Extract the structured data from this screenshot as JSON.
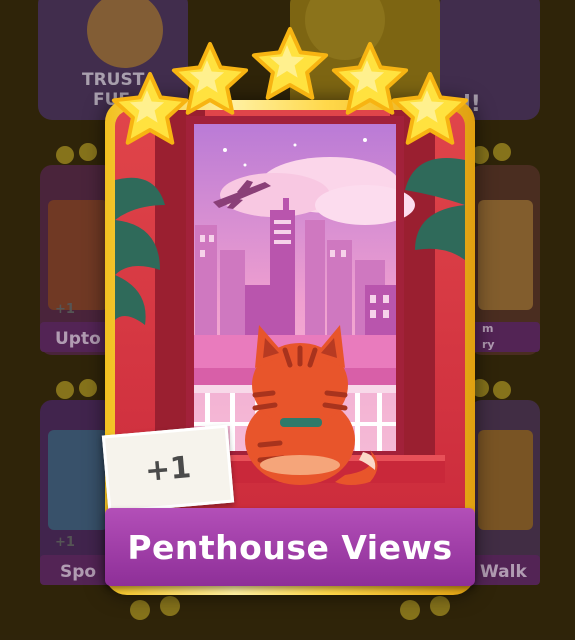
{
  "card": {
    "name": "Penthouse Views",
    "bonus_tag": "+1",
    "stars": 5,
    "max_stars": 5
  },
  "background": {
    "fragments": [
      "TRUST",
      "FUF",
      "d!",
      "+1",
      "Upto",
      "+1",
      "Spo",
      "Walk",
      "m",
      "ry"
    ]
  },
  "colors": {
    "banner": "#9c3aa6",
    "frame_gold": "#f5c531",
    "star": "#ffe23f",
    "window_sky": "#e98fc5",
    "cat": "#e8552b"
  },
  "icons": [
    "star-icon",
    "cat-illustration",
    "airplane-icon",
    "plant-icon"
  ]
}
- - - -
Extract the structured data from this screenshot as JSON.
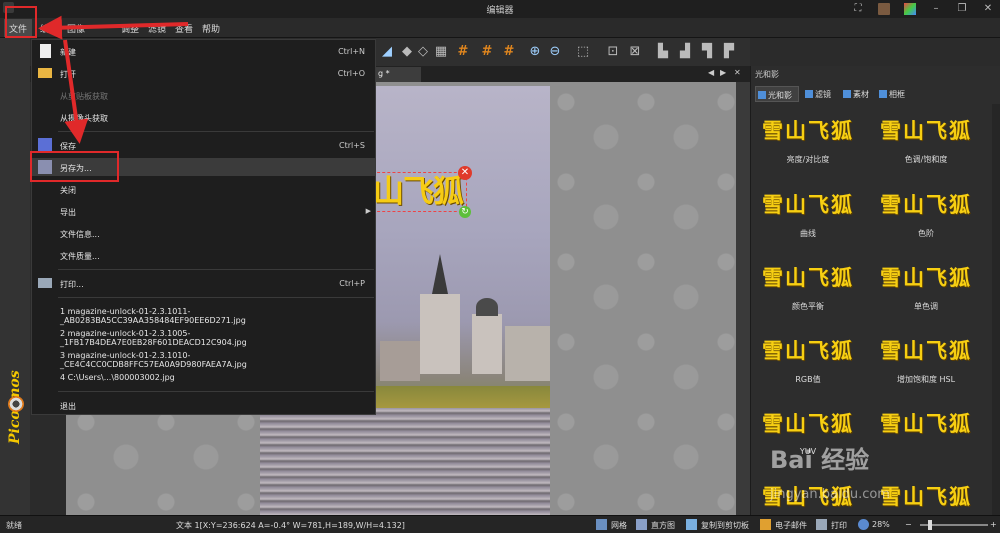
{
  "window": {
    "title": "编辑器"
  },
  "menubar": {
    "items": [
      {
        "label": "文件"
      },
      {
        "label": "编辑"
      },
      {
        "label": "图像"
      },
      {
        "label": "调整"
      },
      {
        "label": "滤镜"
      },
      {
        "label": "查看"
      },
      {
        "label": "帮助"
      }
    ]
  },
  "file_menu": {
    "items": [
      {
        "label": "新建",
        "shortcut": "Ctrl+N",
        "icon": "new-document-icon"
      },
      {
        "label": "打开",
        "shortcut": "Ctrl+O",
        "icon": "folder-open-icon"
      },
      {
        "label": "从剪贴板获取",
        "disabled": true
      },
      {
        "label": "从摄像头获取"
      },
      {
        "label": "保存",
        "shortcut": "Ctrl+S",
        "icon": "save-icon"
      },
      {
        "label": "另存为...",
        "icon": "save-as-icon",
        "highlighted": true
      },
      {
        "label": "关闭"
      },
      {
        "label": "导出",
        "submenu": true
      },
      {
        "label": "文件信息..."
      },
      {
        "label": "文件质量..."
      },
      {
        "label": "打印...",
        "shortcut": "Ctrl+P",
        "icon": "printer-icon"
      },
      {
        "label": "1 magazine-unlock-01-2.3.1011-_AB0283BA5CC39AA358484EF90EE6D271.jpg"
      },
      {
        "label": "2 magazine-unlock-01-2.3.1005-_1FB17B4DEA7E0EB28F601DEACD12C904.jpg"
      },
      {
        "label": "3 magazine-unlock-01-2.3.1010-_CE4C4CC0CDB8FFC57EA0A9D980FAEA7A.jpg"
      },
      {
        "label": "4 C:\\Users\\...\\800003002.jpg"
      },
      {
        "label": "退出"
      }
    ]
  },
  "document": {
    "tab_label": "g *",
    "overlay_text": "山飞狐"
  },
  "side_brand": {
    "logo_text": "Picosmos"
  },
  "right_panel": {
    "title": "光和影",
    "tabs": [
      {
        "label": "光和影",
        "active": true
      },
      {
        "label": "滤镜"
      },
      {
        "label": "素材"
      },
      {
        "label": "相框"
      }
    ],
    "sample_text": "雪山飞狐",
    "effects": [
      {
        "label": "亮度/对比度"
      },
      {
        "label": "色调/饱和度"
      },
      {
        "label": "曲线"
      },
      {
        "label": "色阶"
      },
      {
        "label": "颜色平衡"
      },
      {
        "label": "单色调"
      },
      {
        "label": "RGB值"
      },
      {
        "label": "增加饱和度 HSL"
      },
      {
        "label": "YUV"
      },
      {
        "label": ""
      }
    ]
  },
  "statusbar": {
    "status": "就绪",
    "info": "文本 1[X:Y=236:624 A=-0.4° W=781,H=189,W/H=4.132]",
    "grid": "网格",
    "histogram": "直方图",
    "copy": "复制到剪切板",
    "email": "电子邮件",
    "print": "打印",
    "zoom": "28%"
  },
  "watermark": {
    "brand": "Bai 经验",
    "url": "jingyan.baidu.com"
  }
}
- - - -
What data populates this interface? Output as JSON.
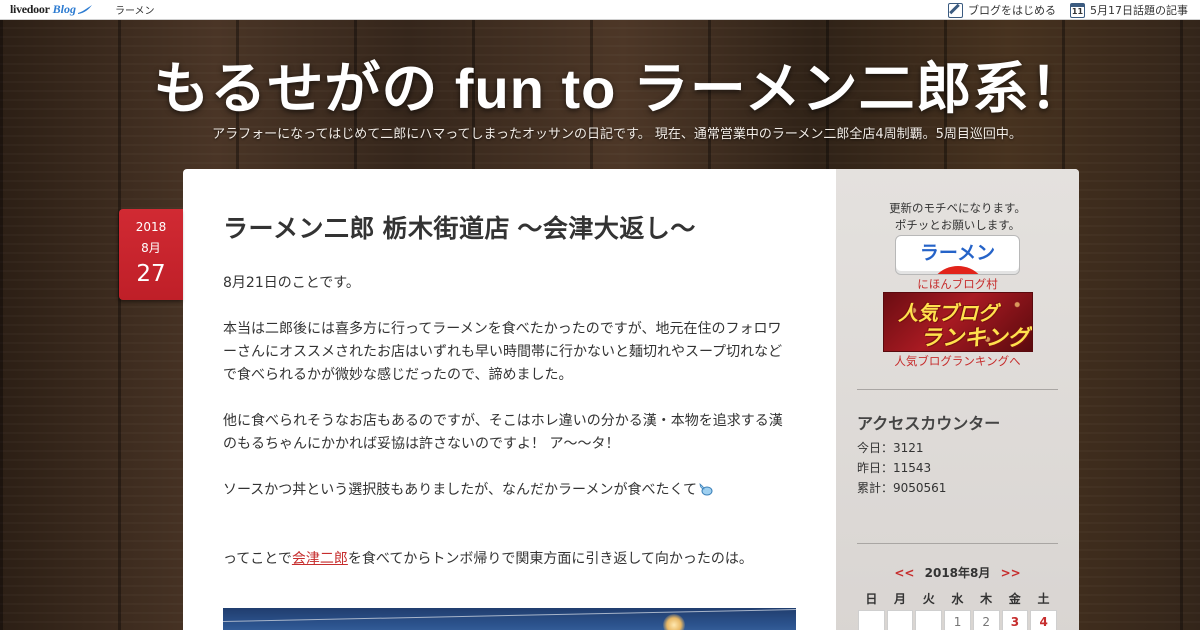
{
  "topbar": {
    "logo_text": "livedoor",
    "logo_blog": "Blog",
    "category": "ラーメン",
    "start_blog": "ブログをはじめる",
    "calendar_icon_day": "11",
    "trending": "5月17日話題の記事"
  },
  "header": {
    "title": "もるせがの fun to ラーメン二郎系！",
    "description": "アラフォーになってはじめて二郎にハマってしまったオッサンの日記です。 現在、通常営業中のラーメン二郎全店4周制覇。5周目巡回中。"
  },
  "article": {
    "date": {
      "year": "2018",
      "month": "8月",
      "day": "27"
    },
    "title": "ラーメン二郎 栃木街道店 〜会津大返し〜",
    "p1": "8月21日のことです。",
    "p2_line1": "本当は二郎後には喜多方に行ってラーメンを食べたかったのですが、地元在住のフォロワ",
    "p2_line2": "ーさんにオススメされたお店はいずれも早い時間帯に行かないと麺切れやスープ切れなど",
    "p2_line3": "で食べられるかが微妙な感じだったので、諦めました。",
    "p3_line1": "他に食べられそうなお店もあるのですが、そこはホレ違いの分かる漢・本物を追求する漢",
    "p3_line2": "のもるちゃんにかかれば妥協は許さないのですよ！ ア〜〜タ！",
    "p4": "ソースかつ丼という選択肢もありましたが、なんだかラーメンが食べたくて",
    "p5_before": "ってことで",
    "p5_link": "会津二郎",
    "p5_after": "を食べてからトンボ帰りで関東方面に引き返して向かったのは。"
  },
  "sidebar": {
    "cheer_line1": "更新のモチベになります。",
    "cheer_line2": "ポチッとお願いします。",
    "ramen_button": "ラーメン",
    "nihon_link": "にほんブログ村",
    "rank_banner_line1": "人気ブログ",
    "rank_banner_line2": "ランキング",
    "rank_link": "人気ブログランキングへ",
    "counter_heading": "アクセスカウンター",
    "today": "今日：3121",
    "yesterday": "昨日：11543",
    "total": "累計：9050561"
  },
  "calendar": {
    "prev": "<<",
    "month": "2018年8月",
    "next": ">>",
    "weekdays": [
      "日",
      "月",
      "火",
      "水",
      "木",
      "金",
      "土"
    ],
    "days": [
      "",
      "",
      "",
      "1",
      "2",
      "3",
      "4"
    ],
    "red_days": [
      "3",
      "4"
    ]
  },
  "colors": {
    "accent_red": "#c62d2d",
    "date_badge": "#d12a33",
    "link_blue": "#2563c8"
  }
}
- - - -
■ **GIVEN REQUEST**
From the data above, copy each line that holds "shortcut".

■ **TASK RESPONSE**
        "shortcut": "Ctrl+N",
        "shortcut": "Ctrl+O",
        "shortcut": "Ctrl+S",
        "shortcut": "Ctrl+P",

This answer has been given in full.